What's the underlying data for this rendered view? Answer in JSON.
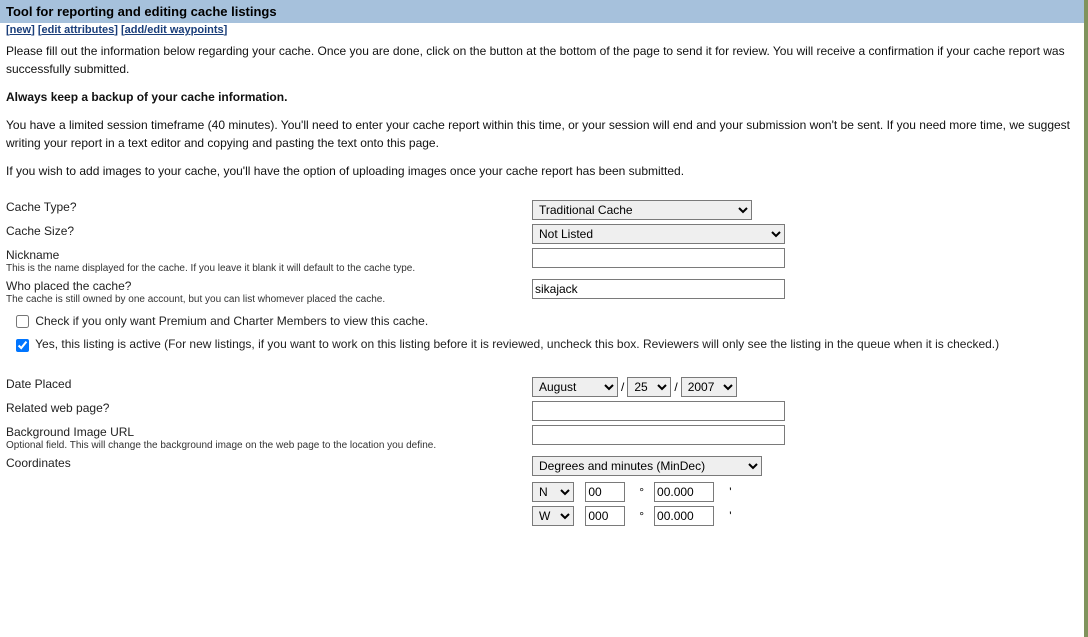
{
  "header": {
    "title": "Tool for reporting and editing cache listings"
  },
  "nav": {
    "new": "new",
    "edit_attributes": "edit attributes",
    "add_edit_waypoints": "add/edit waypoints"
  },
  "intro": {
    "p1": "Please fill out the information below regarding your cache. Once you are done, click on the button at the bottom of the page to send it for review. You will receive a confirmation if your cache report was successfully submitted.",
    "bold": "Always keep a backup of your cache information.",
    "p2": "You have a limited session timeframe (40 minutes). You'll need to enter your cache report within this time, or your session will end and your submission won't be sent. If you need more time, we suggest writing your report in a text editor and copying and pasting the text onto this page.",
    "p3": "If you wish to add images to your cache, you'll have the option of uploading images once your cache report has been submitted."
  },
  "form": {
    "cache_type": {
      "label": "Cache Type?",
      "value": "Traditional Cache"
    },
    "cache_size": {
      "label": "Cache Size?",
      "value": "Not Listed"
    },
    "nickname": {
      "label": "Nickname",
      "sub": "This is the name displayed for the cache. If you leave it blank it will default to the cache type.",
      "value": ""
    },
    "placed_by": {
      "label": "Who placed the cache?",
      "sub": "The cache is still owned by one account, but you can list whomever placed the cache.",
      "value": "sikajack"
    },
    "premium_only": {
      "label": "Check if you only want Premium and Charter Members to view this cache.",
      "checked": false
    },
    "active": {
      "label": "Yes, this listing is active (For new listings, if you want to work on this listing before it is reviewed, uncheck this box. Reviewers will only see the listing in the queue when it is checked.)",
      "checked": true
    },
    "date_placed": {
      "label": "Date Placed",
      "month": "August",
      "day": "25",
      "year": "2007"
    },
    "related_url": {
      "label": "Related web page?",
      "value": ""
    },
    "bg_image": {
      "label": "Background Image URL",
      "sub": "Optional field. This will change the background image on the web page to the location you define.",
      "value": ""
    },
    "coordinates": {
      "label": "Coordinates",
      "format": "Degrees and minutes (MinDec)",
      "lat_hemi": "N",
      "lat_deg": "00",
      "lat_min": "00.000",
      "lon_hemi": "W",
      "lon_deg": "000",
      "lon_min": "00.000",
      "deg_symbol": "°",
      "min_symbol": "'"
    }
  }
}
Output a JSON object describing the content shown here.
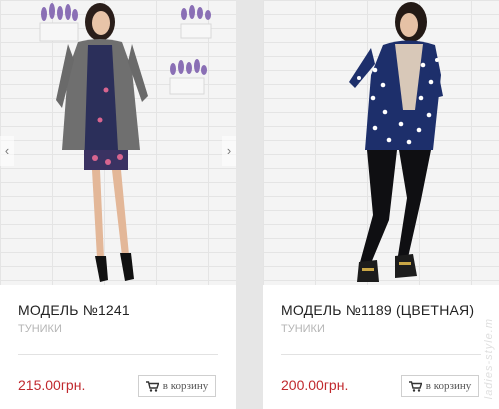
{
  "products": [
    {
      "title": "МОДЕЛЬ №1241",
      "category": "ТУНИКИ",
      "price": "215.00грн.",
      "cart_label": "в корзину",
      "image_desc": "woman in grey coat and floral dress"
    },
    {
      "title": "МОДЕЛЬ №1189 (ЦВЕТНАЯ)",
      "category": "ТУНИКИ",
      "price": "200.00грн.",
      "cart_label": "в корзину",
      "image_desc": "woman in navy polka-dot hooded jacket"
    }
  ],
  "slider": {
    "prev_icon": "chevron-left-icon",
    "next_icon": "chevron-right-icon",
    "prev_glyph": "‹",
    "next_glyph": "›"
  },
  "watermark": "ladies-style.m",
  "colors": {
    "price": "#c0282d",
    "category": "#b5b5b5",
    "background": "#e6e6e6"
  }
}
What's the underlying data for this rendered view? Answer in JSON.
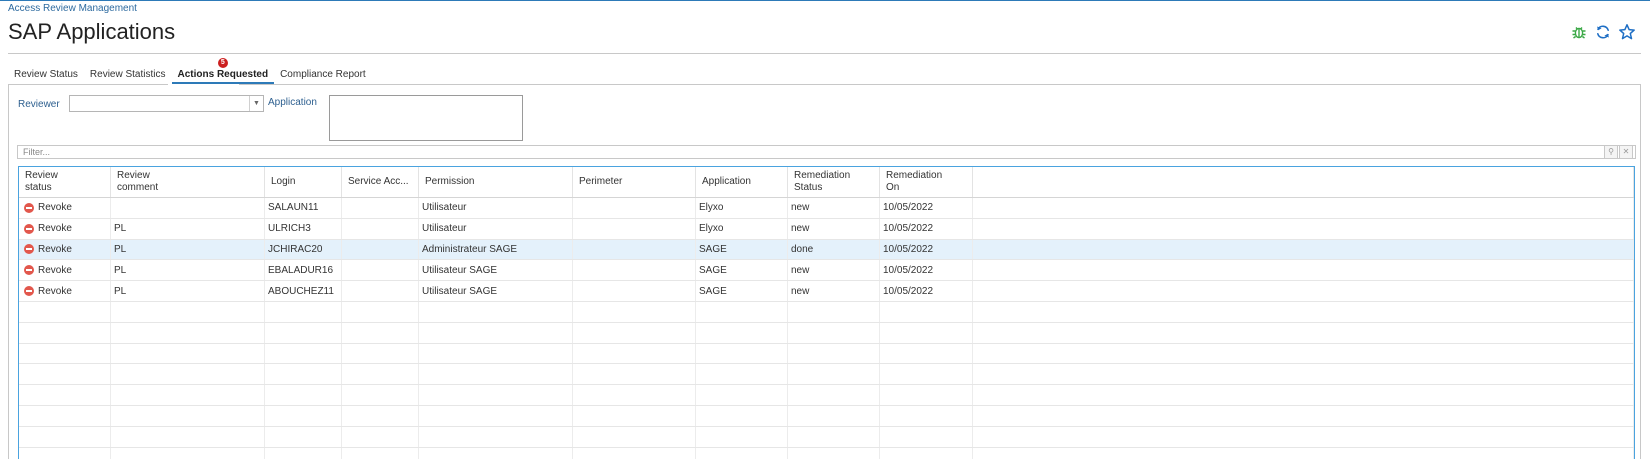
{
  "header": {
    "breadcrumb": "Access Review Management",
    "title": "SAP Applications",
    "icons": [
      "bug-icon",
      "refresh-icon",
      "star-icon"
    ]
  },
  "tabs": [
    {
      "label": "Review Status",
      "active": false
    },
    {
      "label": "Review Statistics",
      "active": false
    },
    {
      "label": "Actions Requested",
      "active": true,
      "badge": "5"
    },
    {
      "label": "Compliance Report",
      "active": false
    }
  ],
  "filters": {
    "reviewer_label": "Reviewer",
    "reviewer_value": "",
    "application_label": "Application",
    "application_value": ""
  },
  "filter_bar": {
    "placeholder": "Filter..."
  },
  "grid": {
    "columns": [
      [
        "Review",
        "status"
      ],
      [
        "Review",
        "comment"
      ],
      [
        "Login"
      ],
      [
        "Service Acc..."
      ],
      [
        "Permission"
      ],
      [
        "Perimeter"
      ],
      [
        "Application"
      ],
      [
        "Remediation",
        "Status"
      ],
      [
        "Remediation",
        "On"
      ],
      [
        ""
      ]
    ],
    "rows": [
      {
        "status": "Revoke",
        "comment": "",
        "login": "SALAUN11",
        "service": "",
        "permission": "Utilisateur",
        "perimeter": "",
        "application": "Elyxo",
        "remediation_status": "new",
        "remediation_on": "10/05/2022",
        "selected": false
      },
      {
        "status": "Revoke",
        "comment": "PL",
        "login": "ULRICH3",
        "service": "",
        "permission": "Utilisateur",
        "perimeter": "",
        "application": "Elyxo",
        "remediation_status": "new",
        "remediation_on": "10/05/2022",
        "selected": false
      },
      {
        "status": "Revoke",
        "comment": "PL",
        "login": "JCHIRAC20",
        "service": "",
        "permission": "Administrateur SAGE",
        "perimeter": "",
        "application": "SAGE",
        "remediation_status": "done",
        "remediation_on": "10/05/2022",
        "selected": true
      },
      {
        "status": "Revoke",
        "comment": "PL",
        "login": "EBALADUR16",
        "service": "",
        "permission": "Utilisateur SAGE",
        "perimeter": "",
        "application": "SAGE",
        "remediation_status": "new",
        "remediation_on": "10/05/2022",
        "selected": false
      },
      {
        "status": "Revoke",
        "comment": "PL",
        "login": "ABOUCHEZ11",
        "service": "",
        "permission": "Utilisateur SAGE",
        "perimeter": "",
        "application": "SAGE",
        "remediation_status": "new",
        "remediation_on": "10/05/2022",
        "selected": false
      }
    ],
    "status_icon": "revoke-icon"
  },
  "colors": {
    "accent": "#2d7ab8",
    "grid_border": "#4aa3df",
    "badge": "#cc1f1f",
    "revoke": "#e2574c",
    "selected_row": "#e4f1fb",
    "bug_icon": "#3aa845",
    "action_icon": "#1f6fc5"
  }
}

● ● ● ● ● ● ●

Directions
Without the pictures, return all the records precisely as they stand.

Problem solution
What's the underlying data for this rendered view? Answer in JSON.
{
  "header": {
    "title": "Tool for reporting and editing cache listings"
  },
  "nav": {
    "new": "new",
    "edit_attributes": "edit attributes",
    "add_edit_waypoints": "add/edit waypoints"
  },
  "intro": {
    "p1": "Please fill out the information below regarding your cache. Once you are done, click on the button at the bottom of the page to send it for review. You will receive a confirmation if your cache report was successfully submitted.",
    "bold": "Always keep a backup of your cache information.",
    "p2": "You have a limited session timeframe (40 minutes). You'll need to enter your cache report within this time, or your session will end and your submission won't be sent. If you need more time, we suggest writing your report in a text editor and copying and pasting the text onto this page.",
    "p3": "If you wish to add images to your cache, you'll have the option of uploading images once your cache report has been submitted."
  },
  "form": {
    "cache_type": {
      "label": "Cache Type?",
      "value": "Traditional Cache"
    },
    "cache_size": {
      "label": "Cache Size?",
      "value": "Not Listed"
    },
    "nickname": {
      "label": "Nickname",
      "sub": "This is the name displayed for the cache. If you leave it blank it will default to the cache type.",
      "value": ""
    },
    "placed_by": {
      "label": "Who placed the cache?",
      "sub": "The cache is still owned by one account, but you can list whomever placed the cache.",
      "value": "sikajack"
    },
    "premium_only": {
      "label": "Check if you only want Premium and Charter Members to view this cache.",
      "checked": false
    },
    "active": {
      "label": "Yes, this listing is active (For new listings, if you want to work on this listing before it is reviewed, uncheck this box. Reviewers will only see the listing in the queue when it is checked.)",
      "checked": true
    },
    "date_placed": {
      "label": "Date Placed",
      "month": "August",
      "day": "25",
      "year": "2007"
    },
    "related_url": {
      "label": "Related web page?",
      "value": ""
    },
    "bg_image": {
      "label": "Background Image URL",
      "sub": "Optional field. This will change the background image on the web page to the location you define.",
      "value": ""
    },
    "coordinates": {
      "label": "Coordinates",
      "format": "Degrees and minutes (MinDec)",
      "lat_hemi": "N",
      "lat_deg": "00",
      "lat_min": "00.000",
      "lon_hemi": "W",
      "lon_deg": "000",
      "lon_min": "00.000",
      "deg_symbol": "°",
      "min_symbol": "'"
    }
  }
}
Output a JSON object describing the content shown here.
{
  "products": [
    {
      "title": "МОДЕЛЬ №1241",
      "category": "ТУНИКИ",
      "price": "215.00грн.",
      "cart_label": "в корзину",
      "image_desc": "woman in grey coat and floral dress"
    },
    {
      "title": "МОДЕЛЬ №1189 (ЦВЕТНАЯ)",
      "category": "ТУНИКИ",
      "price": "200.00грн.",
      "cart_label": "в корзину",
      "image_desc": "woman in navy polka-dot hooded jacket"
    }
  ],
  "slider": {
    "prev_icon": "chevron-left-icon",
    "next_icon": "chevron-right-icon",
    "prev_glyph": "‹",
    "next_glyph": "›"
  },
  "watermark": "ladies-style.m",
  "colors": {
    "price": "#c0282d",
    "category": "#b5b5b5",
    "background": "#e6e6e6"
  }
}
What's the underlying data for this rendered view? Answer in JSON.
{
  "header": {
    "breadcrumb": "Access Review Management",
    "title": "SAP Applications",
    "icons": [
      "bug-icon",
      "refresh-icon",
      "star-icon"
    ]
  },
  "tabs": [
    {
      "label": "Review Status",
      "active": false
    },
    {
      "label": "Review Statistics",
      "active": false
    },
    {
      "label": "Actions Requested",
      "active": true,
      "badge": "5"
    },
    {
      "label": "Compliance Report",
      "active": false
    }
  ],
  "filters": {
    "reviewer_label": "Reviewer",
    "reviewer_value": "",
    "application_label": "Application",
    "application_value": ""
  },
  "filter_bar": {
    "placeholder": "Filter..."
  },
  "grid": {
    "columns": [
      [
        "Review",
        "status"
      ],
      [
        "Review",
        "comment"
      ],
      [
        "Login"
      ],
      [
        "Service Acc..."
      ],
      [
        "Permission"
      ],
      [
        "Perimeter"
      ],
      [
        "Application"
      ],
      [
        "Remediation",
        "Status"
      ],
      [
        "Remediation",
        "On"
      ],
      [
        ""
      ]
    ],
    "rows": [
      {
        "status": "Revoke",
        "comment": "",
        "login": "SALAUN11",
        "service": "",
        "permission": "Utilisateur",
        "perimeter": "",
        "application": "Elyxo",
        "remediation_status": "new",
        "remediation_on": "10/05/2022",
        "selected": false
      },
      {
        "status": "Revoke",
        "comment": "PL",
        "login": "ULRICH3",
        "service": "",
        "permission": "Utilisateur",
        "perimeter": "",
        "application": "Elyxo",
        "remediation_status": "new",
        "remediation_on": "10/05/2022",
        "selected": false
      },
      {
        "status": "Revoke",
        "comment": "PL",
        "login": "JCHIRAC20",
        "service": "",
        "permission": "Administrateur SAGE",
        "perimeter": "",
        "application": "SAGE",
        "remediation_status": "done",
        "remediation_on": "10/05/2022",
        "selected": true
      },
      {
        "status": "Revoke",
        "comment": "PL",
        "login": "EBALADUR16",
        "service": "",
        "permission": "Utilisateur SAGE",
        "perimeter": "",
        "application": "SAGE",
        "remediation_status": "new",
        "remediation_on": "10/05/2022",
        "selected": false
      },
      {
        "status": "Revoke",
        "comment": "PL",
        "login": "ABOUCHEZ11",
        "service": "",
        "permission": "Utilisateur SAGE",
        "perimeter": "",
        "application": "SAGE",
        "remediation_status": "new",
        "remediation_on": "10/05/2022",
        "selected": false
      }
    ],
    "status_icon": "revoke-icon"
  },
  "colors": {
    "accent": "#2d7ab8",
    "grid_border": "#4aa3df",
    "badge": "#cc1f1f",
    "revoke": "#e2574c",
    "selected_row": "#e4f1fb",
    "bug_icon": "#3aa845",
    "action_icon": "#1f6fc5"
  }
}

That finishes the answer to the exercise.